> **Given request**: In full and without alteration, give the listing again.

> **Records for the task**:
• • • • •

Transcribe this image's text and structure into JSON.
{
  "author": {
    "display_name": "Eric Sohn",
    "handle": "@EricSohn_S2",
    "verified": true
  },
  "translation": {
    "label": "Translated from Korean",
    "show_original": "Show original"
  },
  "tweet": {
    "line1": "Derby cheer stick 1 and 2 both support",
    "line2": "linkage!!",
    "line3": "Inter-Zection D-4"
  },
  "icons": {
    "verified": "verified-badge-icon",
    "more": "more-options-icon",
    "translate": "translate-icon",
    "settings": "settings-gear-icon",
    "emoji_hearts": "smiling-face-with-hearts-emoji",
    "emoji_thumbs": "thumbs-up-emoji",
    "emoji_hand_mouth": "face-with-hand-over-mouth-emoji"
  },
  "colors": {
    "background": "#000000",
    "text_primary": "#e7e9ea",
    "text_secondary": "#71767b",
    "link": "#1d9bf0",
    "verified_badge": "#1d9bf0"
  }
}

• • • • •

> **Result**:
Transcribe this image's text and structure into JSON.
{
  "author": {
    "display_name": "Eric Sohn",
    "handle": "@EricSohn_S2",
    "verified": true
  },
  "translation": {
    "label": "Translated from Korean",
    "show_original": "Show original"
  },
  "tweet": {
    "line1": "Derby cheer stick 1 and 2 both support",
    "line2": "linkage!!",
    "line3": "Inter-Zection D-4"
  },
  "icons": {
    "verified": "verified-badge-icon",
    "more": "more-options-icon",
    "translate": "translate-icon",
    "settings": "settings-gear-icon",
    "emoji_hearts": "smiling-face-with-hearts-emoji",
    "emoji_thumbs": "thumbs-up-emoji",
    "emoji_hand_mouth": "face-with-hand-over-mouth-emoji"
  },
  "colors": {
    "background": "#000000",
    "text_primary": "#e7e9ea",
    "text_secondary": "#71767b",
    "link": "#1d9bf0",
    "verified_badge": "#1d9bf0"
  }
}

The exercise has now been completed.